**CHALLENGE:**
Pick out every line with the word "required" and copy it.

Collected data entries
········
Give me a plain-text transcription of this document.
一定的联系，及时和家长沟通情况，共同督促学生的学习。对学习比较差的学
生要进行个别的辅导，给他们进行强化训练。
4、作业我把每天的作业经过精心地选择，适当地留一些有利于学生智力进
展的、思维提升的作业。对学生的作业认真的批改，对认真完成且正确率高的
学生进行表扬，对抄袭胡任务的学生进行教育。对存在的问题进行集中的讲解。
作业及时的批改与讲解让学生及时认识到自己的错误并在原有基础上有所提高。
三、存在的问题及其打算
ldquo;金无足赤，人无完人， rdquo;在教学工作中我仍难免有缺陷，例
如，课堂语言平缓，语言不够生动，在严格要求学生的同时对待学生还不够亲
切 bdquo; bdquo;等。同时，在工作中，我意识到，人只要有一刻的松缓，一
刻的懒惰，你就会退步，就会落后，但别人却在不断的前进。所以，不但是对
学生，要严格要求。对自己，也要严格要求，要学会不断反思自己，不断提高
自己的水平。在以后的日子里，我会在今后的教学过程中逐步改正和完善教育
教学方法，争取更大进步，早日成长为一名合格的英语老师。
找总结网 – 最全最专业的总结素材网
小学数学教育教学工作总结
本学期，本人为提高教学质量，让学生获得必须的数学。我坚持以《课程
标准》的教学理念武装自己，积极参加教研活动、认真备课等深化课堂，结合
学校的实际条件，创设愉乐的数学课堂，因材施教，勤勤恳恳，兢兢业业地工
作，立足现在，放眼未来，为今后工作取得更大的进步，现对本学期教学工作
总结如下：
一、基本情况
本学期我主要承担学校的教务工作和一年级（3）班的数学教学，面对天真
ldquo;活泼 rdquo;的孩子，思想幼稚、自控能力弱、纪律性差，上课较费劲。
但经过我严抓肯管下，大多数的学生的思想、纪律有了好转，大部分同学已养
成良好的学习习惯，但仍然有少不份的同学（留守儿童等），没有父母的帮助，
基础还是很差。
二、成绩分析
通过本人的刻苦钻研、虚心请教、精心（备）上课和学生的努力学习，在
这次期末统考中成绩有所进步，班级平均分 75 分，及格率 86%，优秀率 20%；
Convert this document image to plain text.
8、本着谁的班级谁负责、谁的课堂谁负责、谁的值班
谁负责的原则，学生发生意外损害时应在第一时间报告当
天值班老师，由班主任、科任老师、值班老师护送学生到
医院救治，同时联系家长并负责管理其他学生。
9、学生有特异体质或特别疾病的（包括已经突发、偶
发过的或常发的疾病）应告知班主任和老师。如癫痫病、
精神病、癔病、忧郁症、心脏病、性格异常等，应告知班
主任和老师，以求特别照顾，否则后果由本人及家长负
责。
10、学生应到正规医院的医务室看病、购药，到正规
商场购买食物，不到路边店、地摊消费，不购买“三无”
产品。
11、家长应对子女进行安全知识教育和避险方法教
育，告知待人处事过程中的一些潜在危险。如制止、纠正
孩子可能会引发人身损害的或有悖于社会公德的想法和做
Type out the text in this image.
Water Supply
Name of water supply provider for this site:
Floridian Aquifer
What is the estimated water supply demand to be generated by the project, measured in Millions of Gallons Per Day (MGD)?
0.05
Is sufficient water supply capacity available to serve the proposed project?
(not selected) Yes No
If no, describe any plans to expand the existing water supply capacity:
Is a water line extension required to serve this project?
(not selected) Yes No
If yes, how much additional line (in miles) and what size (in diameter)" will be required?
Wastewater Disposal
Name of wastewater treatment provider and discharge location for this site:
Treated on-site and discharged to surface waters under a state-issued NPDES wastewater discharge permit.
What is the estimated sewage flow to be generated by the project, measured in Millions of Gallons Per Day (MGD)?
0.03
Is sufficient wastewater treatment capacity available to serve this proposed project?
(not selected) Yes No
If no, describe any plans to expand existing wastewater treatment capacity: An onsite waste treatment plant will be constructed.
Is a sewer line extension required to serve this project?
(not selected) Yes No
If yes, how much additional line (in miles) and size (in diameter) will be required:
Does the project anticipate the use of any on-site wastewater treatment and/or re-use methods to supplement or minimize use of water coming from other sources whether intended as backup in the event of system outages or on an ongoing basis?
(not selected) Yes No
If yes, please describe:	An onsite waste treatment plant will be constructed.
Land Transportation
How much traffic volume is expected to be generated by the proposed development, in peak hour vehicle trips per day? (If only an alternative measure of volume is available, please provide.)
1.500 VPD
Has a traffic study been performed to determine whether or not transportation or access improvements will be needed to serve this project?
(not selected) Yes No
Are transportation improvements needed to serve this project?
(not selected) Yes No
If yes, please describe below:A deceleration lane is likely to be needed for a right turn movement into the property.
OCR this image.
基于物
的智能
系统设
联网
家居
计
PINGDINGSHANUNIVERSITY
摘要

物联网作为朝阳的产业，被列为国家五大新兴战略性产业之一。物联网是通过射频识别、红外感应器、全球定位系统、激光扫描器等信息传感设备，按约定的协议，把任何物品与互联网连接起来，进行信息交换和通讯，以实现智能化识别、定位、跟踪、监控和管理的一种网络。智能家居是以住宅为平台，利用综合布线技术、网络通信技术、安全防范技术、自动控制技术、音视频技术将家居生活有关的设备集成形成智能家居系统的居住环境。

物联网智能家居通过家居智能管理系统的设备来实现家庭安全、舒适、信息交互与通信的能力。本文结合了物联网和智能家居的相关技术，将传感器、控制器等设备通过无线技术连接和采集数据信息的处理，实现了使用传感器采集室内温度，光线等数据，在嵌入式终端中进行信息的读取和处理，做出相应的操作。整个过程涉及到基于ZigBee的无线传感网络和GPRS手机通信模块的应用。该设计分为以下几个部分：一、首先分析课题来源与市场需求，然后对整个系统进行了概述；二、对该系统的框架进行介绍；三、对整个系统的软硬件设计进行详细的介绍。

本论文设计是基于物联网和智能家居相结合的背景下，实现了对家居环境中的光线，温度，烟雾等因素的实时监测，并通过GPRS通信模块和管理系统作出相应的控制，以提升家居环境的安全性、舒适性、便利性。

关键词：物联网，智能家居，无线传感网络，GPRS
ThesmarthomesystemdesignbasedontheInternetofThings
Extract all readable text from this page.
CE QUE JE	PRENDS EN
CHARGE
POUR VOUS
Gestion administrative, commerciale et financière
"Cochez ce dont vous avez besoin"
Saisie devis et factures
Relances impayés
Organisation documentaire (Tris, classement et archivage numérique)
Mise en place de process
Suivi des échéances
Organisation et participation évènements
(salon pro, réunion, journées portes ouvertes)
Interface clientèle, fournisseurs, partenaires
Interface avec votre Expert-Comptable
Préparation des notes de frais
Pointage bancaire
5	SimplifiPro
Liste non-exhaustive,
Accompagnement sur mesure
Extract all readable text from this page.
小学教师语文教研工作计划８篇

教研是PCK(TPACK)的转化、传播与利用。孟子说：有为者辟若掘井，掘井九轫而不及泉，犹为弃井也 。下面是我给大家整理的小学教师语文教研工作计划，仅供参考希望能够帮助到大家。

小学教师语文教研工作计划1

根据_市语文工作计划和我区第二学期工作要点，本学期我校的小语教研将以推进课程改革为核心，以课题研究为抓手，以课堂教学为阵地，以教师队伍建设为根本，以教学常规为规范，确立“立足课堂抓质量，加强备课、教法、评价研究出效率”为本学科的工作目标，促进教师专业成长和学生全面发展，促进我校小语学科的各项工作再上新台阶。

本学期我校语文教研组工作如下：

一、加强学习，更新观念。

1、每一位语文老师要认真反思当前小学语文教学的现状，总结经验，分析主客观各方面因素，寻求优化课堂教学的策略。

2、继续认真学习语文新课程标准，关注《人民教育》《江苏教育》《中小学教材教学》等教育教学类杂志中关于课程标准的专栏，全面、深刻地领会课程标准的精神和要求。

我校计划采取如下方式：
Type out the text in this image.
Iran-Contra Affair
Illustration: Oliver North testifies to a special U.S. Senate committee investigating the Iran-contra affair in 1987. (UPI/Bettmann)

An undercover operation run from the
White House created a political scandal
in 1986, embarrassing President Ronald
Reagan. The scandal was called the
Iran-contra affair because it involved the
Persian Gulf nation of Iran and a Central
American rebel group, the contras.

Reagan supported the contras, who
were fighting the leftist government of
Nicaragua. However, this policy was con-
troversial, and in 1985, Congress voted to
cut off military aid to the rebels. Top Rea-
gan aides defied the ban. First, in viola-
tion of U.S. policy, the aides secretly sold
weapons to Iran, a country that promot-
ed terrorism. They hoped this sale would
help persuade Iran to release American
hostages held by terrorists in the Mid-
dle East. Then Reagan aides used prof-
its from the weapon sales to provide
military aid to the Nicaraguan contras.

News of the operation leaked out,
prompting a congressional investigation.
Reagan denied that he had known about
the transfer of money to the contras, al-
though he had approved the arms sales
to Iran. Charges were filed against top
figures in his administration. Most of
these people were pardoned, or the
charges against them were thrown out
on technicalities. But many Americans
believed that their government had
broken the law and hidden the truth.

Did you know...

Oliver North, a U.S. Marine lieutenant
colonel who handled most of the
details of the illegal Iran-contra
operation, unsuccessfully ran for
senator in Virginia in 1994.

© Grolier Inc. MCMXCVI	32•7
········
**SOLUTION TO THIS EXERCISE:**
Is a water line extension required to serve this project?
If yes, how much additional line (in miles) and what size (in diameter)" will be required?
Is a sewer line extension required to serve this project?
If yes, how much additional line (in miles) and size (in diameter) will be required:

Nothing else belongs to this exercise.